= Problem to work on =
Return the entries from the line with "x-tick-label: Jan 2025 [82,479,152,498]" up to and including the line with "Annotate this image: name", copying each line without any change.

== Listed entries

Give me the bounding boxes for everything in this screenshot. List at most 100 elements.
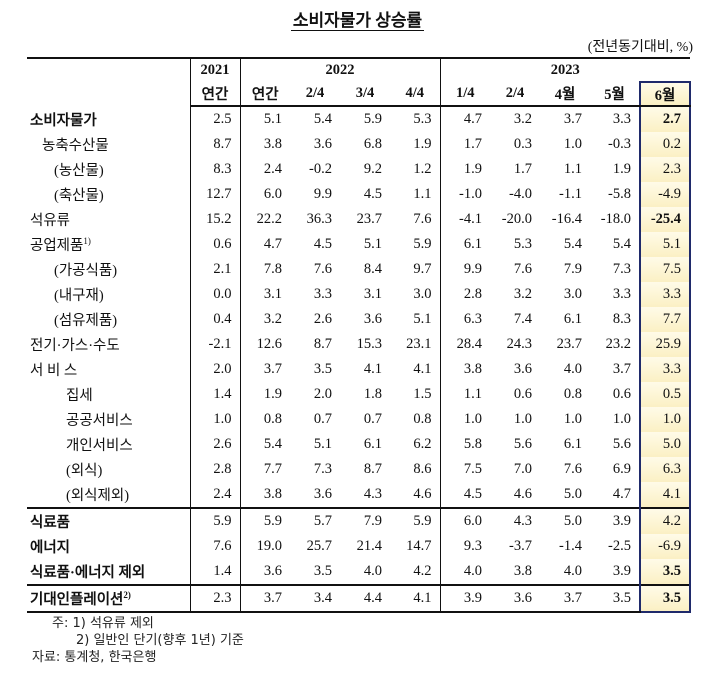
row-label: 에너지: [27, 534, 190, 559]
column-header: 연간: [189, 82, 240, 107]
row-label-text: 서 비 스: [30, 363, 78, 379]
row-label: 공업제품1): [27, 232, 190, 257]
cell: 12.7: [189, 182, 240, 207]
cell: -4.9: [638, 182, 692, 207]
cell: 2.3: [638, 157, 692, 182]
cell: 5.9: [390, 507, 440, 534]
cell: 6.3: [638, 457, 692, 482]
cell: 21.4: [356, 538, 382, 554]
row: 석유류 15.2 22.2 36.3 23.7 7.6 -4.1 -20.0 -16.4 -18.…: [27, 207, 692, 232]
cell: 4.0: [563, 563, 582, 579]
cell: 3.2: [513, 111, 532, 127]
row-label: 개인서비스: [27, 432, 190, 457]
cell: 7.6: [189, 534, 240, 559]
cell: 0.2: [638, 132, 692, 157]
row-label: (내구재): [27, 282, 190, 307]
cell: 7.5: [638, 257, 692, 282]
cell: 0.7: [313, 411, 332, 427]
cell: 1.4: [189, 382, 240, 407]
cell: 3.7: [540, 584, 590, 613]
cell: 6.1: [363, 436, 382, 452]
row-label-text: (외식제외): [66, 488, 130, 504]
cell: 3.3: [313, 286, 332, 302]
cell: 2.4: [239, 157, 290, 182]
cell: 7.8: [239, 257, 290, 282]
cell: 0.7: [363, 411, 382, 427]
cell: 23.7: [556, 336, 582, 352]
cell: 1.9: [439, 157, 490, 182]
cell: 9.2: [363, 161, 382, 177]
cell: 5.3: [513, 236, 532, 252]
year-header: 2023: [439, 57, 691, 82]
cell: 3.9: [590, 507, 640, 534]
row: 식료품·에너지 제외 1.4 3.6 3.5 4.0 4.2 4.0 3.8 4.0 3.9 3.5: [27, 559, 692, 585]
cell: 4.7: [439, 106, 490, 132]
row: (외식제외) 2.4 3.8 3.6 4.3 4.6 4.5 4.6 5.0 4.7 4.1: [27, 482, 692, 508]
cell: 12.6: [239, 332, 290, 357]
cell: 7.6: [513, 261, 532, 277]
cell: 4.1: [638, 482, 692, 508]
cell: 3.5: [590, 584, 640, 613]
title: 소비자물가 상승률: [0, 6, 715, 31]
cell: 3.5: [313, 361, 332, 377]
footnote: 주: 1) 석유류 제외: [52, 616, 154, 631]
cell: -18.0: [600, 211, 631, 227]
cell: 7.3: [313, 461, 332, 477]
cell: 2.1: [189, 257, 240, 282]
cell: 4.0: [363, 563, 382, 579]
cell: 2.3: [189, 584, 240, 613]
cell: 5.9: [363, 111, 382, 127]
cell: 7.6: [313, 261, 332, 277]
cell: 3.8: [239, 482, 290, 508]
cell: 4.3: [490, 507, 540, 534]
row-label-text: 식료품: [30, 515, 71, 531]
cell: 3.6: [490, 584, 540, 613]
cell: 0.0: [189, 282, 240, 307]
cell: -1.1: [559, 186, 582, 202]
row: 전기·가스·수도 -2.1 12.6 8.7 15.3 23.1 28.4 24.3 23.7 2…: [27, 332, 692, 357]
cell: 3.3: [612, 286, 631, 302]
row-label-text: 전기·가스·수도: [30, 338, 120, 354]
row: 식료품 5.9 5.9 5.7 7.9 5.9 6.0 4.3 5.0 3.9 4.2: [27, 507, 692, 534]
cell: -20.0: [501, 211, 532, 227]
cell: 8.3: [612, 311, 631, 327]
cell: 3.6: [313, 486, 332, 502]
cell: 3.3: [612, 111, 631, 127]
cell: 4.7: [239, 232, 290, 257]
cell: 7.6: [413, 211, 432, 227]
cell: 4.5: [363, 186, 382, 202]
row-label: 식료품·에너지 제외: [27, 559, 190, 585]
cell: 7.7: [239, 457, 290, 482]
column-header: 3/4: [340, 82, 390, 107]
column-header: 2/4: [290, 82, 340, 107]
unit: (전년동기대비, %): [587, 40, 693, 55]
cell: 7.3: [612, 261, 631, 277]
row-label: 전기·가스·수도: [27, 332, 190, 357]
title-text: 소비자물가 상승률: [290, 11, 425, 31]
cell: 9.9: [313, 186, 332, 202]
year-header: 2021: [189, 57, 240, 82]
cell: 5.8: [439, 432, 490, 457]
row-label: (농산물): [27, 157, 190, 182]
column-header: 연간: [239, 82, 290, 107]
cell: 1.9: [239, 382, 290, 407]
cell: -2.5: [608, 538, 631, 554]
cell: 8.3: [189, 157, 240, 182]
cell: 1.8: [363, 386, 382, 402]
cell: 5.1: [363, 236, 382, 252]
row-label-text: (축산물): [54, 188, 104, 204]
cell: 15.3: [356, 336, 382, 352]
corner: [27, 57, 190, 106]
row-label: (섬유제품): [27, 307, 190, 332]
row-label-text: 소비자물가: [30, 112, 97, 129]
cell: 9.7: [413, 261, 432, 277]
row: (섬유제품) 0.4 3.2 2.6 3.6 5.1 6.3 7.4 6.1 8.3 7.7: [27, 307, 692, 332]
cell: 7.0: [513, 461, 532, 477]
cell: 8.7: [363, 461, 382, 477]
cell: 4.7: [612, 486, 631, 502]
cell: 1.1: [413, 186, 432, 202]
cell: 36.3: [306, 211, 332, 227]
cell: 1.0: [439, 407, 490, 432]
cell: 3.6: [363, 311, 382, 327]
cell: 7.9: [563, 261, 582, 277]
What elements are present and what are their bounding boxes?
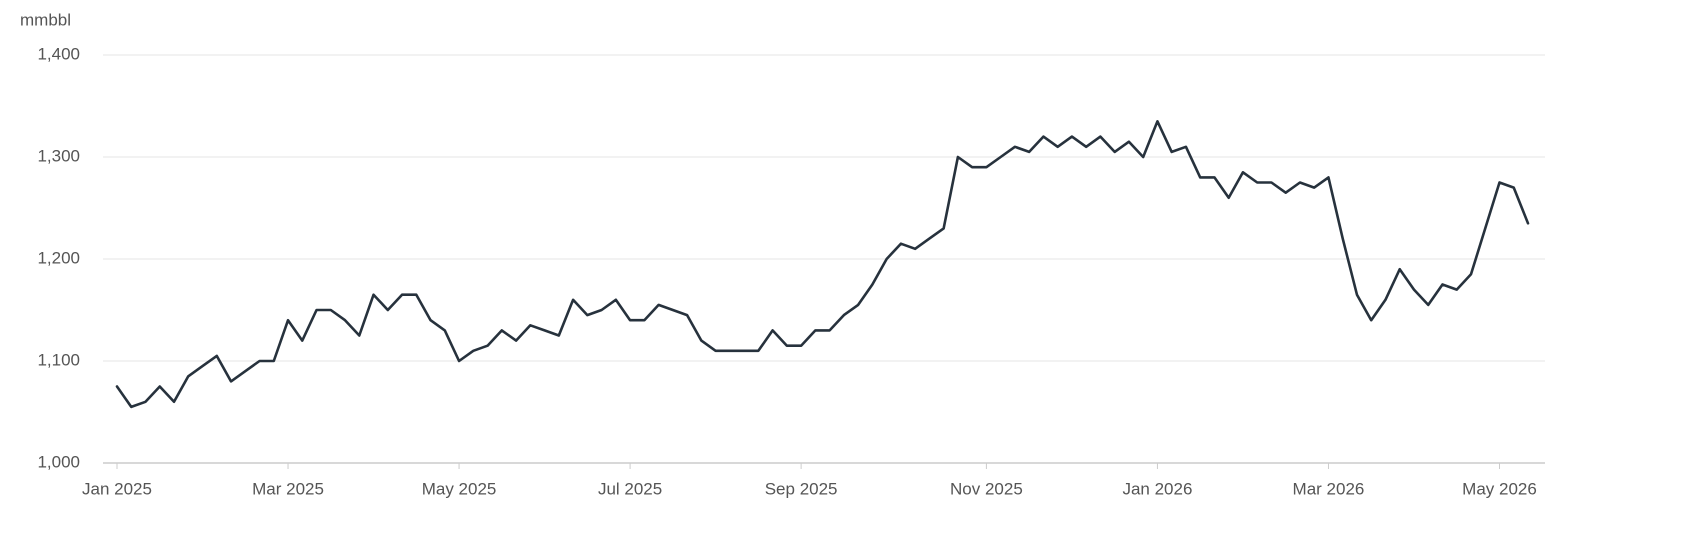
x-tick-label: Jan 2025 [82,479,152,498]
line [115,120,1530,409]
x-tick-label: Nov 2025 [950,479,1023,498]
x-tick-label: Sep 2025 [765,479,838,498]
y-tick-label: 1,100 [37,350,80,369]
y-tick-label: 1,200 [37,248,80,267]
y-tick-label: 1,300 [37,146,80,165]
x-tick-label: May 2026 [1462,479,1537,498]
y-tick-label: 1,000 [37,452,80,471]
y-tick-label: 1,400 [37,44,80,63]
x-tick-label: Mar 2025 [252,479,324,498]
x-tick-label: May 2025 [422,479,497,498]
x-tick-label: Mar 2026 [1293,479,1365,498]
x-tick-label: Jan 2026 [1122,479,1192,498]
x-tick-label: Jul 2025 [598,479,662,498]
y-axis-label: mmbbl [20,10,71,29]
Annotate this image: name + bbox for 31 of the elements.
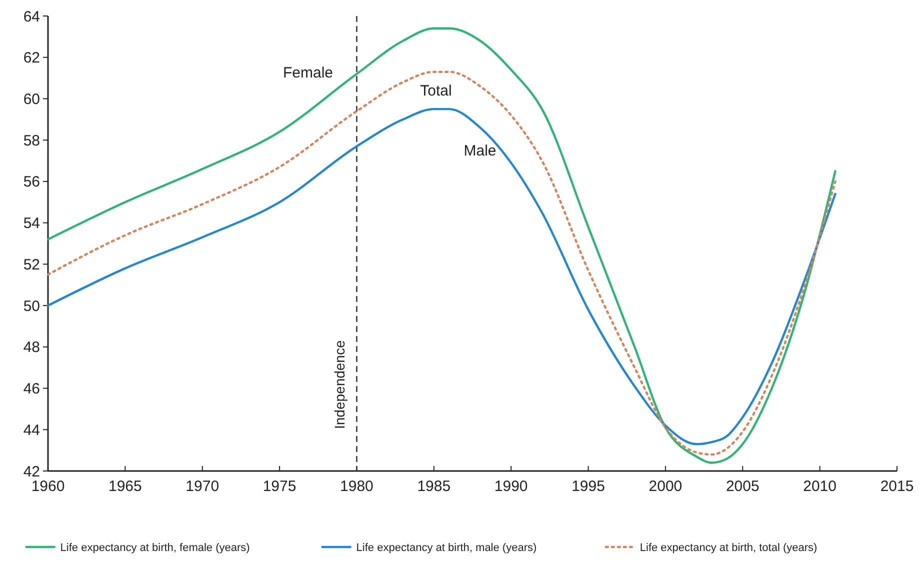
y-tick-label: 44 xyxy=(23,422,40,439)
x-tick-label: 1990 xyxy=(494,478,528,495)
ref-line-label: Independence xyxy=(332,340,348,429)
y-tick-label: 60 xyxy=(23,90,40,108)
x-tick-label: 1960 xyxy=(31,478,65,495)
x-tick-label: 1965 xyxy=(108,478,142,495)
x-tick-label: 1980 xyxy=(340,478,374,495)
y-tick-label: 48 xyxy=(23,339,40,356)
annotation: Male xyxy=(464,142,496,160)
legend-label: Life expectancy at birth, male (years) xyxy=(356,542,537,554)
x-tick-label: 2010 xyxy=(803,478,837,495)
x-tick-label: 2000 xyxy=(648,478,682,495)
annotation: Total xyxy=(420,82,452,100)
y-tick-label: 64 xyxy=(23,8,40,26)
legend-label: Life expectancy at birth, total (years) xyxy=(640,542,818,554)
x-tick-label: 1985 xyxy=(417,478,451,495)
x-tick-label: 1995 xyxy=(572,478,605,495)
y-tick-label: 58 xyxy=(23,132,40,150)
y-tick-label: 46 xyxy=(23,380,40,398)
y-tick-label: 54 xyxy=(23,215,40,232)
x-tick-label: 2005 xyxy=(726,478,760,495)
x-tick-label: 2015 xyxy=(880,478,914,495)
y-tick-label: 52 xyxy=(23,256,40,274)
y-tick-label: 42 xyxy=(23,463,40,480)
y-tick-label: 62 xyxy=(23,50,40,67)
y-tick-label: 56 xyxy=(23,174,40,191)
legend-label: Life expectancy at birth, female (years) xyxy=(60,542,250,554)
annotation: Female xyxy=(282,64,334,82)
x-tick-label: 1970 xyxy=(186,478,220,495)
y-tick-label: 50 xyxy=(23,298,40,315)
x-tick-label: 1975 xyxy=(262,478,296,495)
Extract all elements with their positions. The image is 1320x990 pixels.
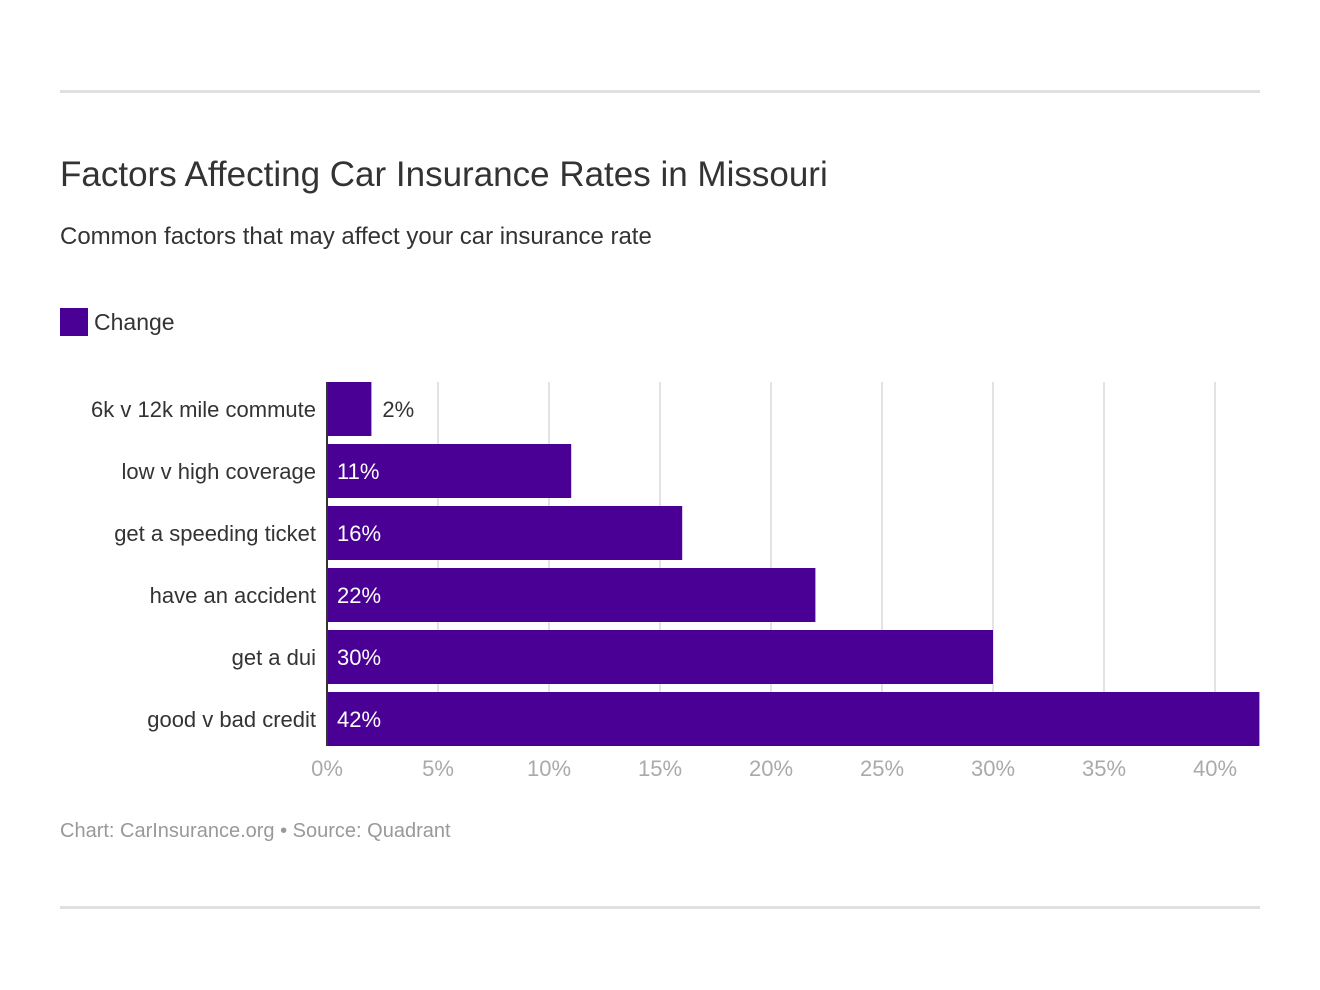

====

= Solution =
x-tick-label: Jan 2025 [82,479,152,498]
line [115,120,1530,409]
x-tick-label: Nov 2025 [950,479,1023,498]
x-tick-label: Sep 2025 [765,479,838,498]
y-tick-label: 1,100 [37,350,80,369]
y-tick-label: 1,200 [37,248,80,267]
y-tick-label: 1,300 [37,146,80,165]
x-tick-label: May 2026 [1462,479,1537,498]
y-tick-label: 1,000 [37,452,80,471]
y-tick-label: 1,400 [37,44,80,63]
x-tick-label: Mar 2025 [252,479,324,498]
x-tick-label: May 2025 [422,479,497,498]
x-tick-label: Mar 2026 [1293,479,1365,498]
x-tick-label: Jan 2026 [1122,479,1192,498]
x-tick-label: Jul 2025 [598,479,662,498]
y-axis-label: mmbbl [20,10,71,29]
Annotate this image: name + bbox for 31 of the elements.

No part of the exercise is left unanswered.